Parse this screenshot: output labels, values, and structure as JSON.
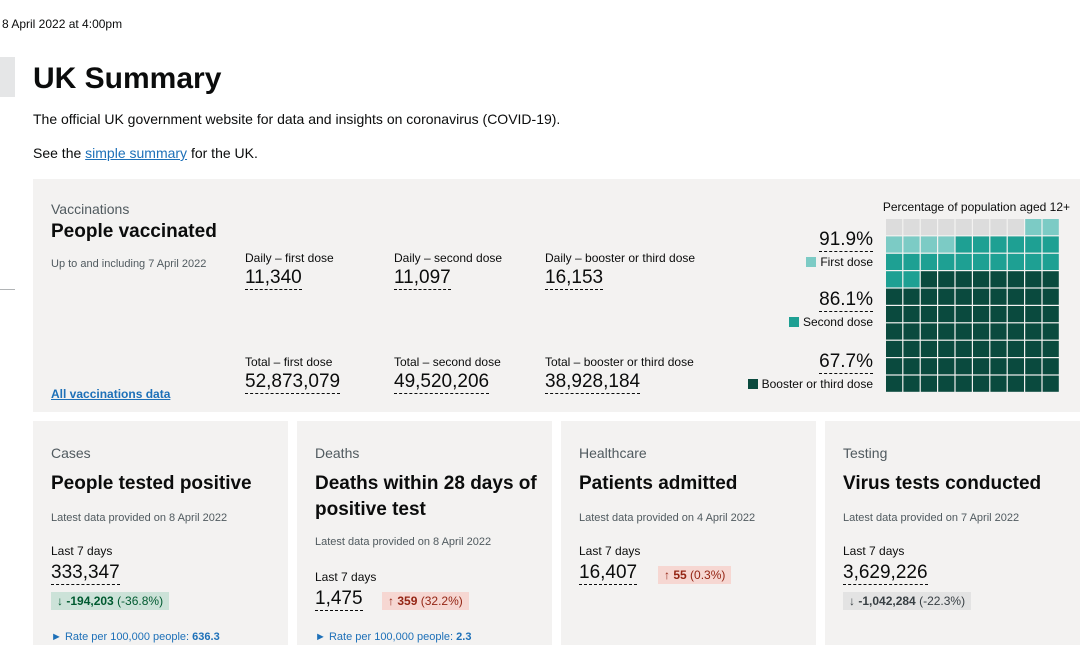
{
  "timestamp": "8 April 2022 at 4:00pm",
  "title": "UK Summary",
  "intro": "The official UK government website for data and insights on coronavirus (COVID-19).",
  "simple": {
    "prefix": "See the ",
    "link": "simple summary",
    "suffix": " for the UK."
  },
  "vaccinations": {
    "category": "Vaccinations",
    "heading": "People vaccinated",
    "updated": "Up to and including 7 April 2022",
    "link": "All vaccinations data",
    "daily": [
      {
        "label": "Daily – first dose",
        "value": "11,340"
      },
      {
        "label": "Daily – second dose",
        "value": "11,097"
      },
      {
        "label": "Daily – booster or third dose",
        "value": "16,153"
      }
    ],
    "totals": [
      {
        "label": "Total – first dose",
        "value": "52,873,079"
      },
      {
        "label": "Total – second dose",
        "value": "49,520,206"
      },
      {
        "label": "Total – booster or third dose",
        "value": "38,928,184"
      }
    ],
    "chart_title": "Percentage of population aged 12+",
    "percentages": [
      {
        "value": "91.9%",
        "legend": "First dose",
        "percent": 91.9
      },
      {
        "value": "86.1%",
        "legend": "Second dose",
        "percent": 86.1
      },
      {
        "value": "67.7%",
        "legend": "Booster or third dose",
        "percent": 67.7
      }
    ],
    "colors": {
      "first": "#7ccbc5",
      "second": "#1ea093",
      "booster": "#0a4a3e",
      "empty": "#dcdcdc"
    }
  },
  "cards": [
    {
      "category": "Cases",
      "heading": "People tested positive",
      "updated": "Latest data provided on 8 April 2022",
      "period": "Last 7 days",
      "value": "333,347",
      "change_arrow": "↓",
      "change": "-194,203",
      "change_pct": "(-36.8%)",
      "rate_label": "Rate per 100,000 people: ",
      "rate": "636.3"
    },
    {
      "category": "Deaths",
      "heading": "Deaths within 28 days of positive test",
      "updated": "Latest data provided on 8 April 2022",
      "period": "Last 7 days",
      "value": "1,475",
      "change_arrow": "↑",
      "change": "359",
      "change_pct": "(32.2%)",
      "rate_label": "Rate per 100,000 people: ",
      "rate": "2.3"
    },
    {
      "category": "Healthcare",
      "heading": "Patients admitted",
      "updated": "Latest data provided on 4 April 2022",
      "period": "Last 7 days",
      "value": "16,407",
      "change_arrow": "↑",
      "change": "55",
      "change_pct": "(0.3%)"
    },
    {
      "category": "Testing",
      "heading": "Virus tests conducted",
      "updated": "Latest data provided on 7 April 2022",
      "period": "Last 7 days",
      "value": "3,629,226",
      "change_arrow": "↓",
      "change": "-1,042,284",
      "change_pct": "(-22.3%)"
    }
  ]
}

● TASK INSTRUCTIONS
If a record holds a picture, leave that picture out; retype everything else exactly.

● RESPONSE BELOW
Parse this screenshot: output labels, values, and structure as JSON.
{
  "timestamp": "8 April 2022 at 4:00pm",
  "title": "UK Summary",
  "intro": "The official UK government website for data and insights on coronavirus (COVID-19).",
  "simple": {
    "prefix": "See the ",
    "link": "simple summary",
    "suffix": " for the UK."
  },
  "vaccinations": {
    "category": "Vaccinations",
    "heading": "People vaccinated",
    "updated": "Up to and including 7 April 2022",
    "link": "All vaccinations data",
    "daily": [
      {
        "label": "Daily – first dose",
        "value": "11,340"
      },
      {
        "label": "Daily – second dose",
        "value": "11,097"
      },
      {
        "label": "Daily – booster or third dose",
        "value": "16,153"
      }
    ],
    "totals": [
      {
        "label": "Total – first dose",
        "value": "52,873,079"
      },
      {
        "label": "Total – second dose",
        "value": "49,520,206"
      },
      {
        "label": "Total – booster or third dose",
        "value": "38,928,184"
      }
    ],
    "chart_title": "Percentage of population aged 12+",
    "percentages": [
      {
        "value": "91.9%",
        "legend": "First dose",
        "percent": 91.9
      },
      {
        "value": "86.1%",
        "legend": "Second dose",
        "percent": 86.1
      },
      {
        "value": "67.7%",
        "legend": "Booster or third dose",
        "percent": 67.7
      }
    ],
    "colors": {
      "first": "#7ccbc5",
      "second": "#1ea093",
      "booster": "#0a4a3e",
      "empty": "#dcdcdc"
    }
  },
  "cards": [
    {
      "category": "Cases",
      "heading": "People tested positive",
      "updated": "Latest data provided on 8 April 2022",
      "period": "Last 7 days",
      "value": "333,347",
      "change_arrow": "↓",
      "change": "-194,203",
      "change_pct": "(-36.8%)",
      "rate_label": "Rate per 100,000 people: ",
      "rate": "636.3"
    },
    {
      "category": "Deaths",
      "heading": "Deaths within 28 days of positive test",
      "updated": "Latest data provided on 8 April 2022",
      "period": "Last 7 days",
      "value": "1,475",
      "change_arrow": "↑",
      "change": "359",
      "change_pct": "(32.2%)",
      "rate_label": "Rate per 100,000 people: ",
      "rate": "2.3"
    },
    {
      "category": "Healthcare",
      "heading": "Patients admitted",
      "updated": "Latest data provided on 4 April 2022",
      "period": "Last 7 days",
      "value": "16,407",
      "change_arrow": "↑",
      "change": "55",
      "change_pct": "(0.3%)"
    },
    {
      "category": "Testing",
      "heading": "Virus tests conducted",
      "updated": "Latest data provided on 7 April 2022",
      "period": "Last 7 days",
      "value": "3,629,226",
      "change_arrow": "↓",
      "change": "-1,042,284",
      "change_pct": "(-22.3%)"
    }
  ]
}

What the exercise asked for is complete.